Requirement =>
Keep only the lines where "this" appears.

Data lines =>
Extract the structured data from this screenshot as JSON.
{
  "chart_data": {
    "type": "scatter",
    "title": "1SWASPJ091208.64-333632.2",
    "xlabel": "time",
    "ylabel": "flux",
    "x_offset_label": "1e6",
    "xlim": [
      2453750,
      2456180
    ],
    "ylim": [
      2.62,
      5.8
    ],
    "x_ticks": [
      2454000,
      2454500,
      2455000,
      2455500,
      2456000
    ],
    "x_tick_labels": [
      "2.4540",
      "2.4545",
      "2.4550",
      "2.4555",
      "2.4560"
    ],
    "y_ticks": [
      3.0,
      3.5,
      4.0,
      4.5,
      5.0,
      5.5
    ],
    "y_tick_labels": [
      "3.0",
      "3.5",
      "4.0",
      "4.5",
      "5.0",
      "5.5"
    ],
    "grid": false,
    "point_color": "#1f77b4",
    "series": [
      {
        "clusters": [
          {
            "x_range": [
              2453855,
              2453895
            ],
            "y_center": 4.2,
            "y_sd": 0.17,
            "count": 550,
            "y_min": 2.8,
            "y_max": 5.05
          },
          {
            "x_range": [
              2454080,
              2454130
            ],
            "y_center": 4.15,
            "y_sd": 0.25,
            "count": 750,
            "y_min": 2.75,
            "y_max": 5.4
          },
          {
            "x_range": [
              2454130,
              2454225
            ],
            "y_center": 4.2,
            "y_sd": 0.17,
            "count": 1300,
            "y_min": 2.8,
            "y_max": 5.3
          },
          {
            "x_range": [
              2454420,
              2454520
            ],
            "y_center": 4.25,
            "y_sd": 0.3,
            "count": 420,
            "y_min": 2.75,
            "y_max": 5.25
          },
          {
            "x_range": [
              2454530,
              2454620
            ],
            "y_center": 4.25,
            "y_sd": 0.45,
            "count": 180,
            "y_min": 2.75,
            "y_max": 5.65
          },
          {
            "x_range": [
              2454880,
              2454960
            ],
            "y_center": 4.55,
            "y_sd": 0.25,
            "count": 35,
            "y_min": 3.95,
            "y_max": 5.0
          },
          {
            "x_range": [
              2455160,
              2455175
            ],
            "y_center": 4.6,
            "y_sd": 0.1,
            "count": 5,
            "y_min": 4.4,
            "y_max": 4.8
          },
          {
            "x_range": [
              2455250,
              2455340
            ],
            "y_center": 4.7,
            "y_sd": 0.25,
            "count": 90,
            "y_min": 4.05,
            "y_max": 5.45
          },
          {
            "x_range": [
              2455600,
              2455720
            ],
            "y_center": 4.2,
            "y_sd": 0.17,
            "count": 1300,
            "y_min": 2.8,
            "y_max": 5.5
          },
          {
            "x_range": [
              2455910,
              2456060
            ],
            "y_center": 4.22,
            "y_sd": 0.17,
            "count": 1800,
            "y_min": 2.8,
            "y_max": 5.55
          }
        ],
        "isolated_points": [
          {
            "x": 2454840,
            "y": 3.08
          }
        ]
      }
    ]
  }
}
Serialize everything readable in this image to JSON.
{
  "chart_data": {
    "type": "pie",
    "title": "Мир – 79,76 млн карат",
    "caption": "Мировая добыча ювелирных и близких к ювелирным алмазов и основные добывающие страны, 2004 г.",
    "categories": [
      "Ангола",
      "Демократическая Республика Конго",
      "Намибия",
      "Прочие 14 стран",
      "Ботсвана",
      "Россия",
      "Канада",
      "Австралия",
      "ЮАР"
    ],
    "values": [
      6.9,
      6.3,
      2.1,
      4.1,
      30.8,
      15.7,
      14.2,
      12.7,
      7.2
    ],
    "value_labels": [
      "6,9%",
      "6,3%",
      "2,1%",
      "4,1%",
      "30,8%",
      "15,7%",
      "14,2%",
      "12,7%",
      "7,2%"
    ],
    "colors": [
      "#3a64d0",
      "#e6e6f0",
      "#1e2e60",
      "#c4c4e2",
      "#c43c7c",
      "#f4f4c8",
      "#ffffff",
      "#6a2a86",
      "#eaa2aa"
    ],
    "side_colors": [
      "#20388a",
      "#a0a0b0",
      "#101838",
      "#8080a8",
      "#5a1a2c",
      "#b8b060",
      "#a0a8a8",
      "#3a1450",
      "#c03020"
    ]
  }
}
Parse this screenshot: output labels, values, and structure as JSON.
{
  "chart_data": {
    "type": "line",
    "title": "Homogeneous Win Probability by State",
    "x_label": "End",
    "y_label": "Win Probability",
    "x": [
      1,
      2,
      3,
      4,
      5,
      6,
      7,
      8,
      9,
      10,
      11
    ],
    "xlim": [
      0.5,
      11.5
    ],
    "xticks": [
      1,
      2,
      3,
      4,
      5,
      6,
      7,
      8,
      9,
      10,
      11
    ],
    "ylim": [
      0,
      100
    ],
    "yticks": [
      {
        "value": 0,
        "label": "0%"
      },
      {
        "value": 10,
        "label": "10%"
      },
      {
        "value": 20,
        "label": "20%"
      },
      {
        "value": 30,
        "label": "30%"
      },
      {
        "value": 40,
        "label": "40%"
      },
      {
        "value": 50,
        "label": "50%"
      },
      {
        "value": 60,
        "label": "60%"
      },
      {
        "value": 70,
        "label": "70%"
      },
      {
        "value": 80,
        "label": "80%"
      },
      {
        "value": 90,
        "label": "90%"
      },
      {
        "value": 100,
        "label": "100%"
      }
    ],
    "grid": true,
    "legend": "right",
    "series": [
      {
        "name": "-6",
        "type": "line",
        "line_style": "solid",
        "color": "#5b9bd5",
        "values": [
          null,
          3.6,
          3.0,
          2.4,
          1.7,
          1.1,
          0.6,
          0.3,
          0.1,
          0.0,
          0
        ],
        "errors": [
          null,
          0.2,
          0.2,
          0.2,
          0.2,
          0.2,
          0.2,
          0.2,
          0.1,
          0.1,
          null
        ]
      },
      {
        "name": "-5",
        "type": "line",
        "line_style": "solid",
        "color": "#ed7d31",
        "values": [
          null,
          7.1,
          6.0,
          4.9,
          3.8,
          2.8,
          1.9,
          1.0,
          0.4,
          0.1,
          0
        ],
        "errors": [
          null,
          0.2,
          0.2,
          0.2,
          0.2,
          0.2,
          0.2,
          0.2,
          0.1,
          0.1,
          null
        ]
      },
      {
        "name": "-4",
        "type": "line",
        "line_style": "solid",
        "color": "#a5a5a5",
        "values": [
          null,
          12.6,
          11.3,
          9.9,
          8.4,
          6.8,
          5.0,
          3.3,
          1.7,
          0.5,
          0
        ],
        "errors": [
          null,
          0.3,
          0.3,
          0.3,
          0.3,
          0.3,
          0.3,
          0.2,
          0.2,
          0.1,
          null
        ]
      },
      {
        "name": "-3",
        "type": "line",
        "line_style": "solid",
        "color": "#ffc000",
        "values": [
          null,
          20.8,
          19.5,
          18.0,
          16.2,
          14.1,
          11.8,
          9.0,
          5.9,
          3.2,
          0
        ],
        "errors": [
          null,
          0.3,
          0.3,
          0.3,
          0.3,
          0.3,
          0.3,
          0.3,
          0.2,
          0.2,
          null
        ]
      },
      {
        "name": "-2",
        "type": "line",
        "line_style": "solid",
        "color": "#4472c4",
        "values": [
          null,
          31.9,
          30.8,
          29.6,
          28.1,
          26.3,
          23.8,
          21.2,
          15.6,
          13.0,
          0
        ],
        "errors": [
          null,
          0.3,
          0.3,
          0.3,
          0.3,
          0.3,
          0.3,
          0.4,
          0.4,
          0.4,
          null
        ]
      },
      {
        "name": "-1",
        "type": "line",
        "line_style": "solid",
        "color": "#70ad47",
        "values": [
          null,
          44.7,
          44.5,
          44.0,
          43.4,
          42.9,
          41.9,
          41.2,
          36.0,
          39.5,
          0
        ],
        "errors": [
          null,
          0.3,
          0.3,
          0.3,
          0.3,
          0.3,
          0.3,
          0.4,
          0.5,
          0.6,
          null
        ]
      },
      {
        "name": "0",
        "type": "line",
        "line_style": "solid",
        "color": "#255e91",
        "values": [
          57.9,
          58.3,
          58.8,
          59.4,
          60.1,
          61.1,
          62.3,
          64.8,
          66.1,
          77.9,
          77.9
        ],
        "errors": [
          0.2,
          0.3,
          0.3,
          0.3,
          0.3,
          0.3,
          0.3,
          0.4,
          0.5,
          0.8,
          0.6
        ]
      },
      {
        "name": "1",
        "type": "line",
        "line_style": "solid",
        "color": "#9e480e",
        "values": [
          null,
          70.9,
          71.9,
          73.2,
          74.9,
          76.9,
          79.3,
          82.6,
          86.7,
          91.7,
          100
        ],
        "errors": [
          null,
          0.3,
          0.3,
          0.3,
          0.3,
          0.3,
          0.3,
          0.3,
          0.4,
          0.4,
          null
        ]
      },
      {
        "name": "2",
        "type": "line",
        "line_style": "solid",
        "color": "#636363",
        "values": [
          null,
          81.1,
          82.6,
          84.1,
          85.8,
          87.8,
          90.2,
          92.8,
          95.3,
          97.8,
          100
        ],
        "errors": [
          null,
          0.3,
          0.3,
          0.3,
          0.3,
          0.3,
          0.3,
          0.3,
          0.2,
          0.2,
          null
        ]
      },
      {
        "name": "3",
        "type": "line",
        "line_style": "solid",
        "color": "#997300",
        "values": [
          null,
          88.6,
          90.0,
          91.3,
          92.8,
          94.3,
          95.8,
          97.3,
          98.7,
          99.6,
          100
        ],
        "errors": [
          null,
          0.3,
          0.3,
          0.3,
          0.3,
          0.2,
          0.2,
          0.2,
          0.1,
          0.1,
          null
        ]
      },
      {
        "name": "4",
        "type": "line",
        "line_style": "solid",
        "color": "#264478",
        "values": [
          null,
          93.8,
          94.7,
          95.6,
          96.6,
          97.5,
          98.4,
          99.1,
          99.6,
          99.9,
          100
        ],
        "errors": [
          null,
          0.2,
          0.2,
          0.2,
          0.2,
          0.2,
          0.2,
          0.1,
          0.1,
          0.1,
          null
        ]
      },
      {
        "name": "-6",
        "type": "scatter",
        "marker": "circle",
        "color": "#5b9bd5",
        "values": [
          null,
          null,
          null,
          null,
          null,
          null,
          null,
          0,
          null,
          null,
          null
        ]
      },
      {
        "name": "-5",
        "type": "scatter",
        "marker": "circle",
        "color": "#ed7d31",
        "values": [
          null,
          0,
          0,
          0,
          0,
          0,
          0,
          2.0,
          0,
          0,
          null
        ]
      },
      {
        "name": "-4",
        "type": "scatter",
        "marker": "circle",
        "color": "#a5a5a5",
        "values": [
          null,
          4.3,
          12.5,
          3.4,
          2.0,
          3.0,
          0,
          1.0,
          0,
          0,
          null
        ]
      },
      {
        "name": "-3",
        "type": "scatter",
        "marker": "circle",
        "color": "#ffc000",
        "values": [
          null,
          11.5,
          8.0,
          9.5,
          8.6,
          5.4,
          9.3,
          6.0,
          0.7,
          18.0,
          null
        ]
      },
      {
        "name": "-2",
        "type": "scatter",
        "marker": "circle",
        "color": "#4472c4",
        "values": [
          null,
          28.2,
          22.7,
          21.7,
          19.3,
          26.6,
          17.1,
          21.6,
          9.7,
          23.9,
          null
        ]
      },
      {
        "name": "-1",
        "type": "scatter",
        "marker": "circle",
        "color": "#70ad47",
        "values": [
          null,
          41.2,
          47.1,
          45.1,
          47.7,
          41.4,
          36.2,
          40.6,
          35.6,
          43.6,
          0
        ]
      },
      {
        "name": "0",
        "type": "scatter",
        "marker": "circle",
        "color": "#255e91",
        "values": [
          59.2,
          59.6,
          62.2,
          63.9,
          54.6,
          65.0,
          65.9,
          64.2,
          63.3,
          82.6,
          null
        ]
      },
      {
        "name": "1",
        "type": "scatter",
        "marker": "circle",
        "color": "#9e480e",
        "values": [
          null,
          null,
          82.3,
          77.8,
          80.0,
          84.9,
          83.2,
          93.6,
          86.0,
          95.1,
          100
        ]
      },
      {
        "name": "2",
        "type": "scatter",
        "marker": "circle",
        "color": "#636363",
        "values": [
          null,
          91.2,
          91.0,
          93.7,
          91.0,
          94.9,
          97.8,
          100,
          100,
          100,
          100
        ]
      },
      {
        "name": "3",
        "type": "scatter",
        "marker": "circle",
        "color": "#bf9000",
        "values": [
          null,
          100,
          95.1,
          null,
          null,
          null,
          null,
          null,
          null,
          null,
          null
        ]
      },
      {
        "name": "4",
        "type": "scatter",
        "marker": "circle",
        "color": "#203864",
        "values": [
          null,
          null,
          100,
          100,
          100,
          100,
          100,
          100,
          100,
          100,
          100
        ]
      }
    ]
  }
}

Result of the exercise =>
Extract the structured data from this screenshot as JSON.
Serialize everything readable in this image to JSON.
Parse this screenshot: output labels, values, and structure as JSON.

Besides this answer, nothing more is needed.